> **MATERIAL SHOWN**
>> BEGIN
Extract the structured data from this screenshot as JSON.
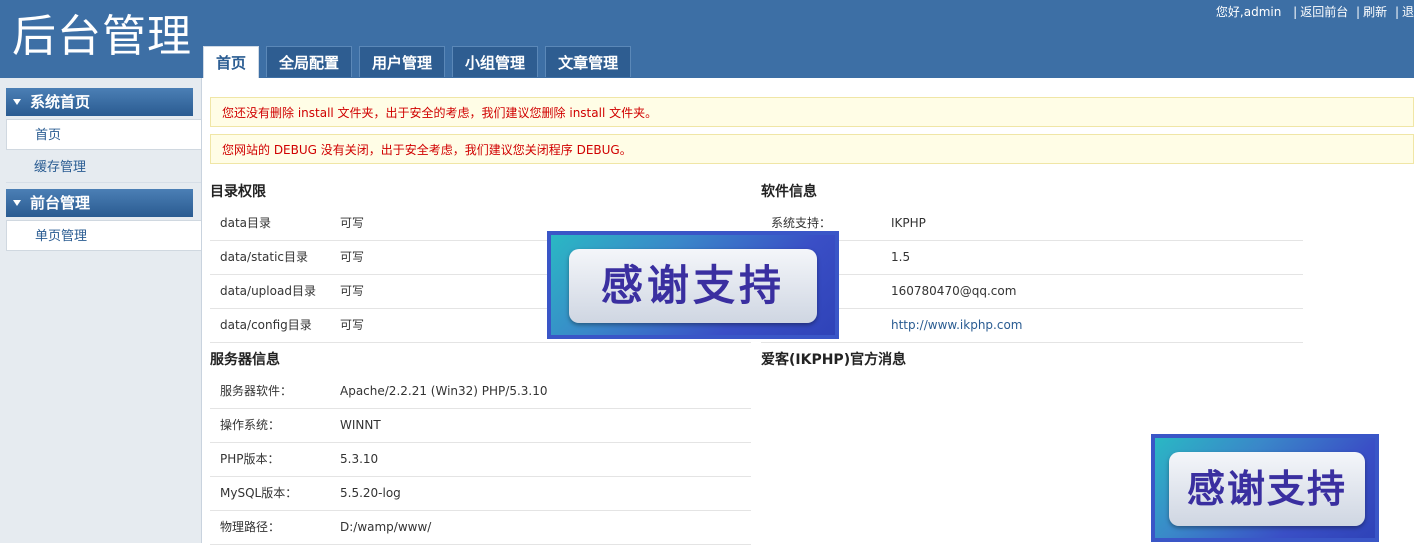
{
  "app": {
    "title": "后台管理"
  },
  "toplinks": {
    "greeting": "您好,admin",
    "front": "返回前台",
    "refresh": "刷新",
    "logout": "退"
  },
  "tabs": [
    {
      "label": "首页"
    },
    {
      "label": "全局配置"
    },
    {
      "label": "用户管理"
    },
    {
      "label": "小组管理"
    },
    {
      "label": "文章管理"
    }
  ],
  "sidebar": {
    "groups": [
      {
        "title": "系统首页",
        "items": [
          {
            "label": "首页"
          },
          {
            "label": "缓存管理"
          }
        ]
      },
      {
        "title": "前台管理",
        "items": [
          {
            "label": "单页管理"
          }
        ]
      }
    ]
  },
  "notices": [
    "您还没有删除 install 文件夹，出于安全的考虑，我们建议您删除 install 文件夹。",
    "您网站的 DEBUG 没有关闭，出于安全考虑，我们建议您关闭程序 DEBUG。"
  ],
  "dir_perms": {
    "title": "目录权限",
    "rows": [
      {
        "k": "data目录",
        "v": "可写"
      },
      {
        "k": "data/static目录",
        "v": "可写"
      },
      {
        "k": "data/upload目录",
        "v": "可写"
      },
      {
        "k": "data/config目录",
        "v": "可写"
      }
    ]
  },
  "software": {
    "title": "软件信息",
    "rows": [
      {
        "k": "系统支持：",
        "v": "IKPHP"
      },
      {
        "k": "",
        "v": "1.5"
      },
      {
        "k": "",
        "v": "160780470@qq.com"
      },
      {
        "k": "",
        "v": "http://www.ikphp.com"
      }
    ]
  },
  "server": {
    "title": "服务器信息",
    "rows": [
      {
        "k": "服务器软件：",
        "v": "Apache/2.2.21 (Win32) PHP/5.3.10"
      },
      {
        "k": "操作系统：",
        "v": "WINNT"
      },
      {
        "k": "PHP版本：",
        "v": "5.3.10"
      },
      {
        "k": "MySQL版本：",
        "v": "5.5.20-log"
      },
      {
        "k": "物理路径：",
        "v": "D:/wamp/www/"
      }
    ]
  },
  "news": {
    "title": "爱客(IKPHP)官方消息"
  },
  "banner": {
    "text": "感谢支持"
  }
}
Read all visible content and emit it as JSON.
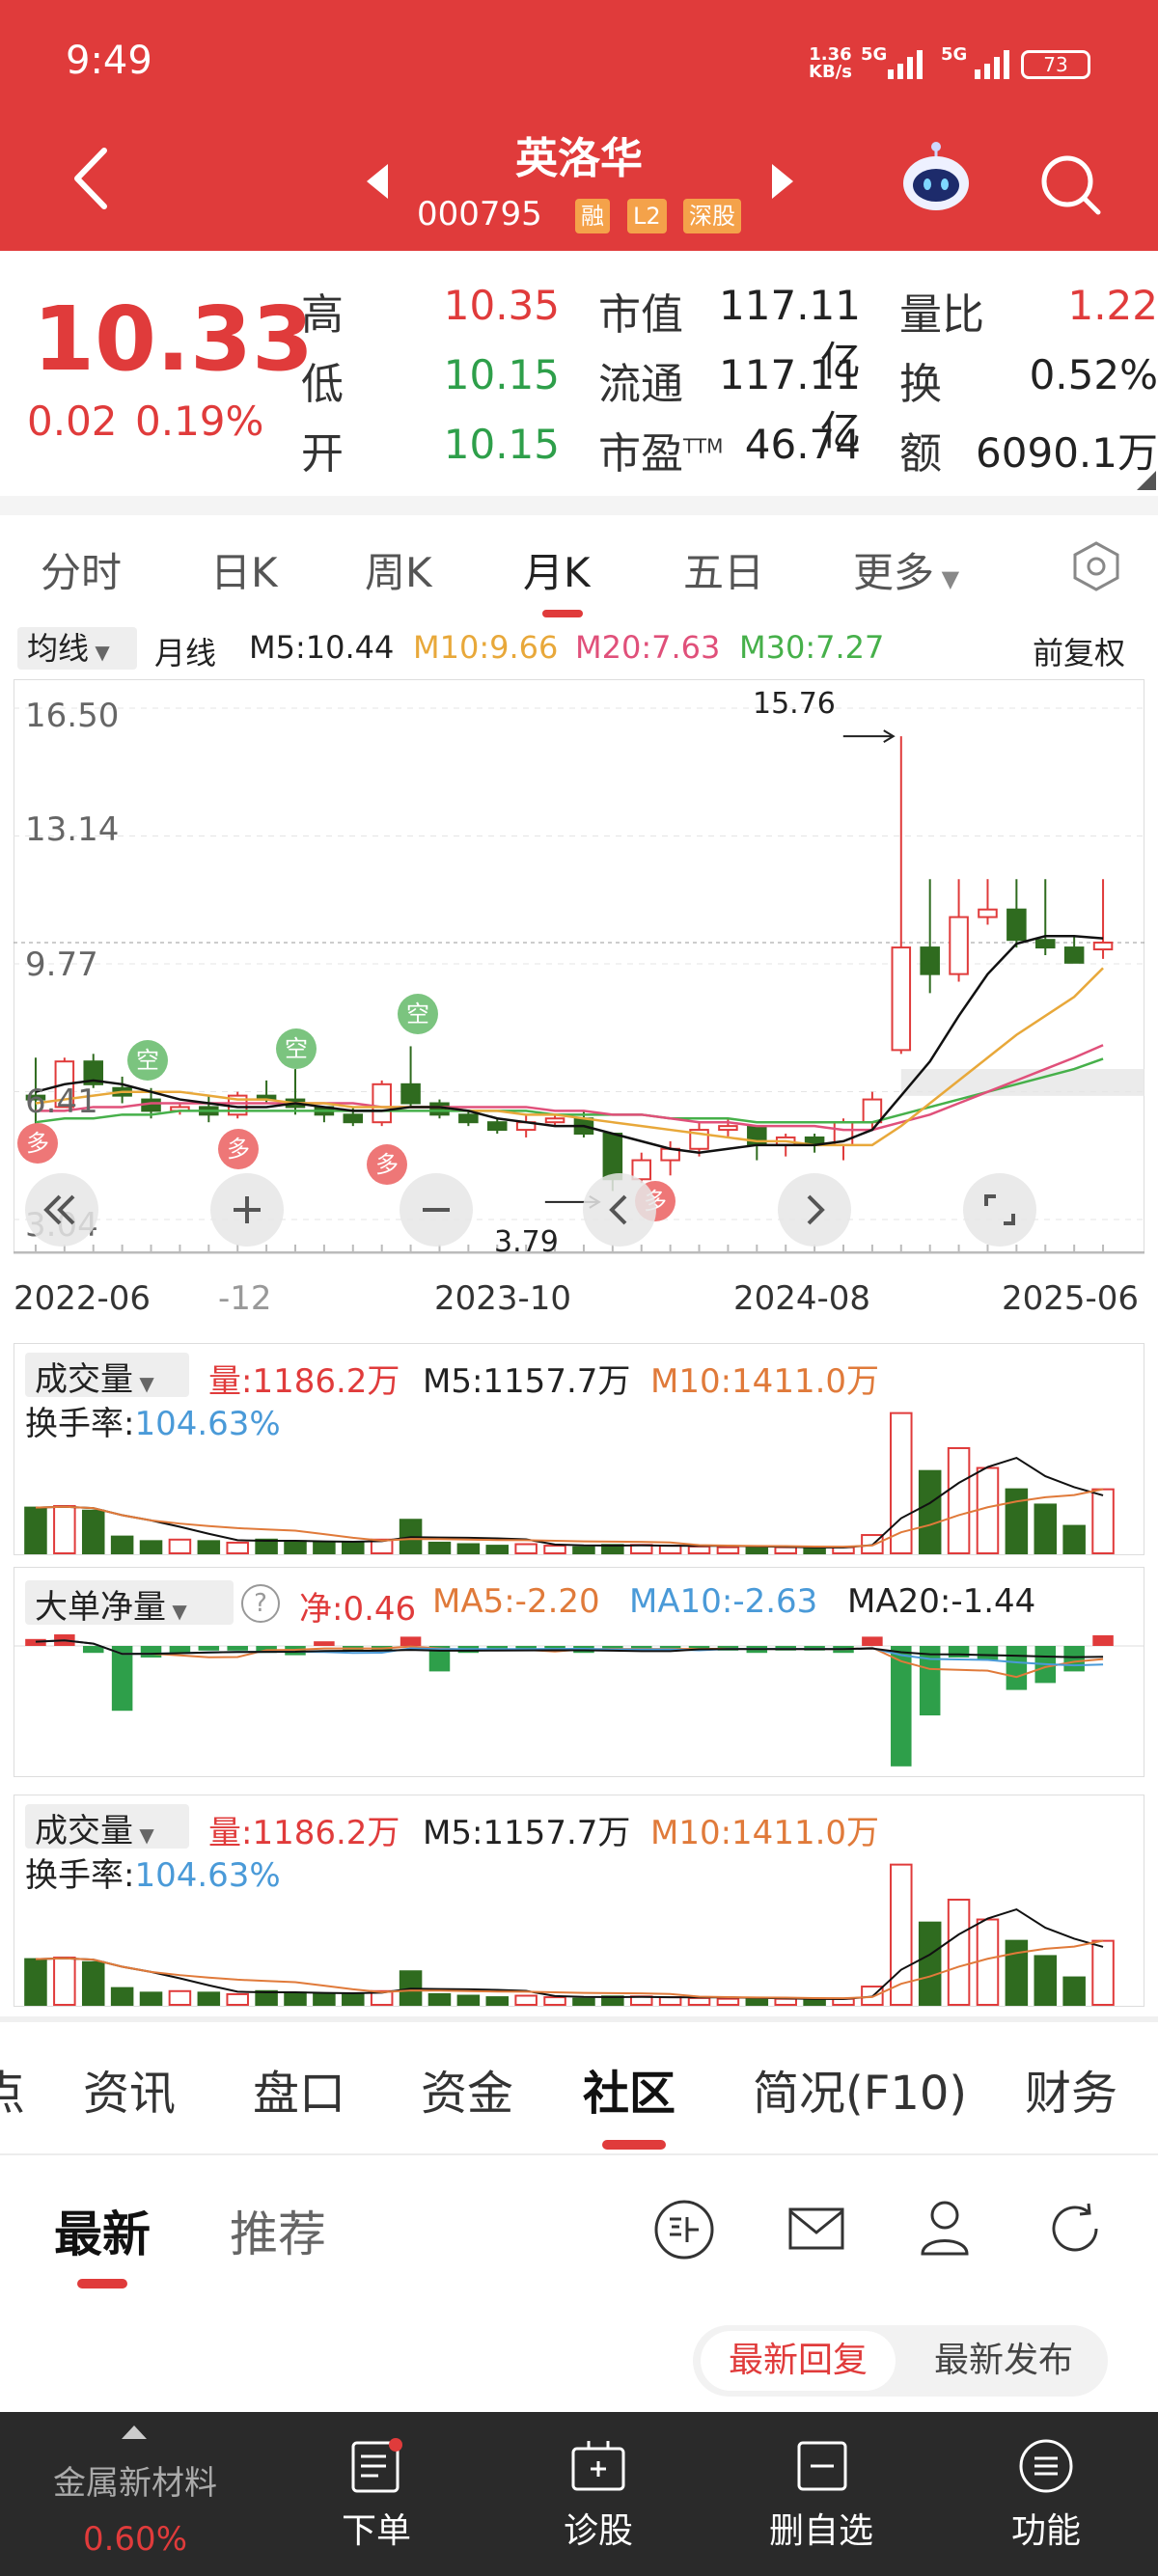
{
  "status_bar": {
    "time": "9:49",
    "net_speed_value": "1.36",
    "net_speed_unit": "KB/s",
    "sig1": "5G",
    "sig2": "5G",
    "battery": "73"
  },
  "header": {
    "stock_name": "英洛华",
    "stock_code": "000795",
    "tags": [
      "融",
      "L2",
      "深股"
    ]
  },
  "quote": {
    "price": "10.33",
    "change": "0.02",
    "change_pct": "0.19%",
    "rows": [
      {
        "l1": "高",
        "v1": "10.35",
        "l2": "市值",
        "v2": "117.11亿",
        "l3": "量比",
        "v3": "1.22"
      },
      {
        "l1": "低",
        "v1": "10.15",
        "l2": "流通",
        "v2": "117.11亿",
        "l3": "换",
        "v3": "0.52%"
      },
      {
        "l1": "开",
        "v1": "10.15",
        "l2": "市盈",
        "l2sup": "TTM",
        "v2": "46.74",
        "l3": "额",
        "v3": "6090.1万"
      }
    ]
  },
  "chart_tabs": [
    "分时",
    "日K",
    "周K",
    "月K",
    "五日",
    "更多"
  ],
  "ma_bar": {
    "select": "均线",
    "period": "月线",
    "m5": "M5:10.44",
    "m10": "M10:9.66",
    "m20": "M20:7.63",
    "m30": "M30:7.27",
    "adjust": "前复权"
  },
  "colors": {
    "red": "#e03b3b",
    "green": "#2e9f4a",
    "dark_green": "#2f6b1f",
    "orange": "#e07a3a",
    "blue": "#4a9ad8",
    "yellow": "#e8a83a"
  },
  "chart_data": {
    "type": "candlestick",
    "period": "month",
    "y_ticks": [
      "16.50",
      "13.14",
      "9.77",
      "6.41",
      "3.04"
    ],
    "x_ticks": [
      "2022-06",
      "-12",
      "2023-10",
      "2024-08",
      "2025-06"
    ],
    "ylim": [
      3.04,
      16.5
    ],
    "annotations": [
      {
        "label": "15.76"
      },
      {
        "label": "3.79"
      }
    ],
    "markers": [
      "多",
      "空",
      "空",
      "多",
      "空",
      "多",
      "多"
    ],
    "candles": [
      [
        6.3,
        7.3,
        5.5,
        6.2
      ],
      [
        6.0,
        7.3,
        6.0,
        7.2
      ],
      [
        7.2,
        7.4,
        6.5,
        6.6
      ],
      [
        6.5,
        6.8,
        6.1,
        6.3
      ],
      [
        6.2,
        6.5,
        5.7,
        5.9
      ],
      [
        5.9,
        6.1,
        5.8,
        6.0
      ],
      [
        6.0,
        6.3,
        5.6,
        5.8
      ],
      [
        5.8,
        6.4,
        5.7,
        6.3
      ],
      [
        6.3,
        6.7,
        6.1,
        6.2
      ],
      [
        6.2,
        7.0,
        5.8,
        6.0
      ],
      [
        6.0,
        6.0,
        5.6,
        5.8
      ],
      [
        5.8,
        6.0,
        5.5,
        5.6
      ],
      [
        5.6,
        6.7,
        5.5,
        6.6
      ],
      [
        6.6,
        7.6,
        6.0,
        6.1
      ],
      [
        6.1,
        6.2,
        5.7,
        5.8
      ],
      [
        5.8,
        5.9,
        5.5,
        5.6
      ],
      [
        5.6,
        5.7,
        5.3,
        5.4
      ],
      [
        5.4,
        5.8,
        5.2,
        5.6
      ],
      [
        5.6,
        5.8,
        5.5,
        5.7
      ],
      [
        5.7,
        5.9,
        5.2,
        5.3
      ],
      [
        5.3,
        5.3,
        3.79,
        4.1
      ],
      [
        4.1,
        4.8,
        4.0,
        4.6
      ],
      [
        4.6,
        5.1,
        4.2,
        4.9
      ],
      [
        4.9,
        5.6,
        4.7,
        5.4
      ],
      [
        5.4,
        5.7,
        5.2,
        5.5
      ],
      [
        5.5,
        5.5,
        4.6,
        5.0
      ],
      [
        5.0,
        5.3,
        4.7,
        5.2
      ],
      [
        5.2,
        5.3,
        4.8,
        5.0
      ],
      [
        5.0,
        5.7,
        4.6,
        5.6
      ],
      [
        5.6,
        6.4,
        5.4,
        6.2
      ],
      [
        7.5,
        15.76,
        7.4,
        10.2
      ],
      [
        10.2,
        12.0,
        9.0,
        9.5
      ],
      [
        9.5,
        12.0,
        9.3,
        11.0
      ],
      [
        11.0,
        12.0,
        10.8,
        11.2
      ],
      [
        11.2,
        12.0,
        10.2,
        10.4
      ],
      [
        10.4,
        12.0,
        10.0,
        10.2
      ],
      [
        10.2,
        10.5,
        9.8,
        9.8
      ],
      [
        10.15,
        12.0,
        9.9,
        10.33
      ]
    ],
    "ma5": [
      6.4,
      6.6,
      6.7,
      6.6,
      6.4,
      6.2,
      6.1,
      6.0,
      6.0,
      6.1,
      6.0,
      5.9,
      5.9,
      6.0,
      6.0,
      5.9,
      5.7,
      5.6,
      5.5,
      5.5,
      5.3,
      5.1,
      4.9,
      4.8,
      4.9,
      5.0,
      5.0,
      5.0,
      5.1,
      5.4,
      6.3,
      7.2,
      8.4,
      9.5,
      10.3,
      10.5,
      10.5,
      10.44
    ],
    "ma10": [
      6.1,
      6.2,
      6.3,
      6.4,
      6.4,
      6.4,
      6.3,
      6.2,
      6.2,
      6.1,
      6.1,
      6.0,
      6.0,
      6.0,
      6.0,
      5.9,
      5.9,
      5.8,
      5.8,
      5.7,
      5.6,
      5.5,
      5.4,
      5.3,
      5.2,
      5.1,
      5.1,
      5.0,
      5.0,
      5.0,
      5.5,
      6.1,
      6.7,
      7.3,
      7.9,
      8.4,
      8.9,
      9.66
    ],
    "ma20": [
      5.9,
      5.9,
      6.0,
      6.0,
      6.1,
      6.1,
      6.1,
      6.1,
      6.1,
      6.1,
      6.1,
      6.1,
      6.0,
      6.0,
      6.0,
      6.0,
      6.0,
      6.0,
      5.9,
      5.9,
      5.8,
      5.8,
      5.7,
      5.6,
      5.6,
      5.5,
      5.5,
      5.5,
      5.4,
      5.4,
      5.6,
      5.8,
      6.1,
      6.4,
      6.7,
      7.0,
      7.3,
      7.63
    ],
    "ma30": [
      5.6,
      5.7,
      5.7,
      5.8,
      5.8,
      5.9,
      5.9,
      5.9,
      5.9,
      5.9,
      5.9,
      5.9,
      5.9,
      5.9,
      5.9,
      5.9,
      5.9,
      5.9,
      5.8,
      5.8,
      5.8,
      5.8,
      5.7,
      5.7,
      5.7,
      5.6,
      5.6,
      5.6,
      5.6,
      5.6,
      5.8,
      6.0,
      6.2,
      6.4,
      6.6,
      6.8,
      7.0,
      7.27
    ],
    "volume_panel": {
      "label": "成交量",
      "vol": "量:1186.2万",
      "m5": "M5:1157.7万",
      "m10": "M10:1411.0万",
      "turnover_label": "换手率:",
      "turnover": "104.63%",
      "vol_values": [
        300,
        310,
        280,
        110,
        80,
        90,
        80,
        70,
        90,
        80,
        70,
        70,
        90,
        220,
        70,
        60,
        50,
        60,
        50,
        40,
        55,
        55,
        50,
        45,
        40,
        40,
        40,
        30,
        40,
        120,
        920,
        540,
        690,
        560,
        420,
        320,
        180,
        420
      ]
    },
    "flow_panel": {
      "label": "大单净量",
      "net": "净:0.46",
      "ma5": "MA5:-2.20",
      "ma10": "MA10:-2.63",
      "ma20": "MA20:-1.44",
      "flow_values": [
        0.3,
        0.5,
        -0.3,
        -2.8,
        -0.5,
        -0.3,
        -0.2,
        -0.2,
        -0.3,
        -0.4,
        0.2,
        -0.2,
        -0.2,
        0.4,
        -1.1,
        -0.3,
        -0.2,
        -0.2,
        -0.2,
        -0.3,
        -0.2,
        -0.2,
        -0.2,
        -0.2,
        -0.2,
        -0.3,
        -0.2,
        -0.2,
        -0.3,
        0.4,
        -5.2,
        -3.0,
        -0.5,
        -0.6,
        -1.9,
        -1.6,
        -1.1,
        0.46
      ]
    }
  },
  "bottom_tabs": [
    "点",
    "资讯",
    "盘口",
    "资金",
    "社区",
    "简况(F10)",
    "财务"
  ],
  "sub_tabs": [
    "最新",
    "推荐"
  ],
  "sort_options": [
    "最新回复",
    "最新发布"
  ],
  "bottom_bar": {
    "sector": "金属新材料",
    "sector_pct": "0.60%",
    "items": [
      "下单",
      "诊股",
      "删自选",
      "功能"
    ]
  }
}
>> END
> **TASK GOAL**
Give only the number of lines that include the word "title".

> **COMPLETED EXERCISE**
7